---------- DATASET
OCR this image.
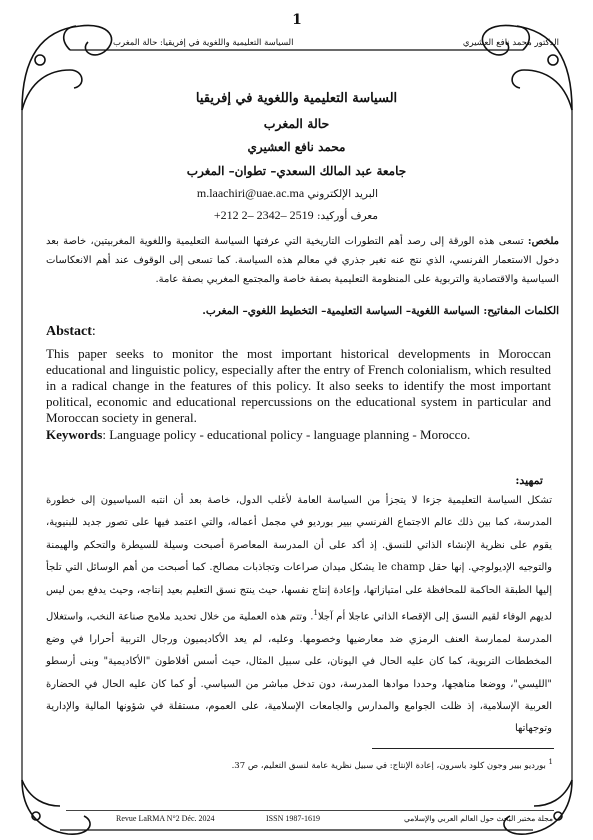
1
الدكتور محمد نافع العشيري
السياسة التعليمية واللغوية في إفريقيا: حالة المغرب
السياسة التعليمية واللغوية في إفريقيا
حالة المغرب
محمد نافع العشيري
جامعة عبد المالك السعدي– تطوان– المغرب
البريد الإلكتروني m.laachiri@uae.ac.ma
معرف أوركيد: +212 2– 2342– 2519
ملخص: تسعى هذه الورقة إلى رصد أهم التطورات التاريخية التي عرفتها السياسة التعليمية واللغوية المغربيتين، خاصة بعد دخول الاستعمار الفرنسي، الذي نتج عنه تغير جذري في معالم هذه السياسة. كما تسعى إلى الوقوف عند أهم الانعكاسات السياسية والاقتصادية والتربوية على المنظومة التعليمية بصفة خاصة والمجتمع المغربي بصفة عامة.
الكلمات المفاتيح: السياسة اللغوية– السياسة التعليمية– التخطيط اللغوي– المغرب.
Abstact:
This paper seeks to monitor the most important historical developments in Moroccan educational and linguistic policy, especially after the entry of French colonialism, which resulted in a radical change in the features of this policy. It also seeks to identify the most important political, economic and educational repercussions on the educational system in particular and Moroccan society in general.
Keywords: Language policy - educational policy - language planning - Morocco.
تمهيد:
تشكل السياسة التعليمية جزءا لا يتجزأ من السياسة العامة لأغلب الدول، خاصة بعد أن انتبه السياسيون إلى خطورة المدرسة، كما بين ذلك عالم الاجتماع الفرنسي بيير بورديو في مجمل أعماله، والتي اعتمد فيها على تصور جديد للبنيوية، يقوم على نظرية الإنشاء الذاتي للنسق. إذ أكد على أن المدرسة المعاصرة أصبحت وسيلة للسيطرة والتحكم والهيمنة والتوجيه الإديولوجي. إنها حقل le champ يشكل ميدان صراعات وتجاذبات مصالح. كما أصبحت من أهم الوسائل التي تلجأ إليها الطبقة الحاكمة للمحافظة على امتيازاتها، وإعادة إنتاج نفسها، حيث ينتج نسق التعليم بعيد إنتاجه، وحيث يدفع بمن ليس لديهم الوفاء لقيم النسق إلى الإقصاء الذاتي عاجلا أم آجلا$^1$. وتتم هذه العملية من خلال تحديد ملامح صناعة النخب، واستغلال المدرسة لممارسة العنف الرمزي ضد معارضيها وخصومها. وعليه، لم يعد الأكاديميون ورجال التربية أحرارا في وضع المخططات التربوية، كما كان عليه الحال في اليونان، على سبيل المثال، حيث أسس أفلاطون "الأكاديمية" وبنى أرسطو "الليسي"، ووضعا مناهجها، وحددا موادها المدرسة، دون تدخل مباشر من السياسي. أو كما كان عليه الحال في الحضارة العربية الإسلامية، إذ ظلت الجوامع والمدارس والجامعات الإسلامية، على العموم، مستقلة في شؤونها المالية والإدارية وتوجهاتها
$^1$ بورديو بيير وجون كلود باسرون، إعادة الإنتاج: في سبيل نظرية عامة لنسق التعليم، ص 37.
Revue LaRMA N°2 Déc. 2024	ISSN 1987-1619	مجلة مختبر البحث حول العالم العربي والإسلامي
--------------------
_GIVEN PROBLEM_:
Print the complete listing exactly, apart from any pictures.

_WRITTEN SOLUTION_:
OCR this image.
1
الدكتور محمد نافع العشيري
السياسة التعليمية واللغوية في إفريقيا: حالة المغرب
السياسة التعليمية واللغوية في إفريقيا
حالة المغرب
محمد نافع العشيري
جامعة عبد المالك السعدي– تطوان– المغرب
البريد الإلكتروني m.laachiri@uae.ac.ma
معرف أوركيد: +212 2– 2342– 2519
ملخص: تسعى هذه الورقة إلى رصد أهم التطورات التاريخية التي عرفتها السياسة التعليمية واللغوية المغربيتين، خاصة بعد دخول الاستعمار الفرنسي، الذي نتج عنه تغير جذري في معالم هذه السياسة. كما تسعى إلى الوقوف عند أهم الانعكاسات السياسية والاقتصادية والتربوية على المنظومة التعليمية بصفة خاصة والمجتمع المغربي بصفة عامة.
الكلمات المفاتيح: السياسة اللغوية– السياسة التعليمية– التخطيط اللغوي– المغرب.
Abstact:
This paper seeks to monitor the most important historical developments in Moroccan educational and linguistic policy, especially after the entry of French colonialism, which resulted in a radical change in the features of this policy. It also seeks to identify the most important political, economic and educational repercussions on the educational system in particular and Moroccan society in general.
Keywords: Language policy - educational policy - language planning - Morocco.
تمهيد:
تشكل السياسة التعليمية جزءا لا يتجزأ من السياسة العامة لأغلب الدول، خاصة بعد أن انتبه السياسيون إلى خطورة المدرسة، كما بين ذلك عالم الاجتماع الفرنسي بيير بورديو في مجمل أعماله، والتي اعتمد فيها على تصور جديد للبنيوية، يقوم على نظرية الإنشاء الذاتي للنسق. إذ أكد على أن المدرسة المعاصرة أصبحت وسيلة للسيطرة والتحكم والهيمنة والتوجيه الإديولوجي. إنها حقل le champ يشكل ميدان صراعات وتجاذبات مصالح. كما أصبحت من أهم الوسائل التي تلجأ إليها الطبقة الحاكمة للمحافظة على امتيازاتها، وإعادة إنتاج نفسها، حيث ينتج نسق التعليم بعيد إنتاجه، وحيث يدفع بمن ليس لديهم الوفاء لقيم النسق إلى الإقصاء الذاتي عاجلا أم آجلا$^1$. وتتم هذه العملية من خلال تحديد ملامح صناعة النخب، واستغلال المدرسة لممارسة العنف الرمزي ضد معارضيها وخصومها. وعليه، لم يعد الأكاديميون ورجال التربية أحرارا في وضع المخططات التربوية، كما كان عليه الحال في اليونان، على سبيل المثال، حيث أسس أفلاطون "الأكاديمية" وبنى أرسطو "الليسي"، ووضعا مناهجها، وحددا موادها المدرسة، دون تدخل مباشر من السياسي. أو كما كان عليه الحال في الحضارة العربية الإسلامية، إذ ظلت الجوامع والمدارس والجامعات الإسلامية، على العموم، مستقلة في شؤونها المالية والإدارية وتوجهاتها
$^1$ بورديو بيير وجون كلود باسرون، إعادة الإنتاج: في سبيل نظرية عامة لنسق التعليم، ص 37.
Revue LaRMA N°2 Déc. 2024	ISSN 1987-1619	مجلة مختبر البحث حول العالم العربي والإسلامي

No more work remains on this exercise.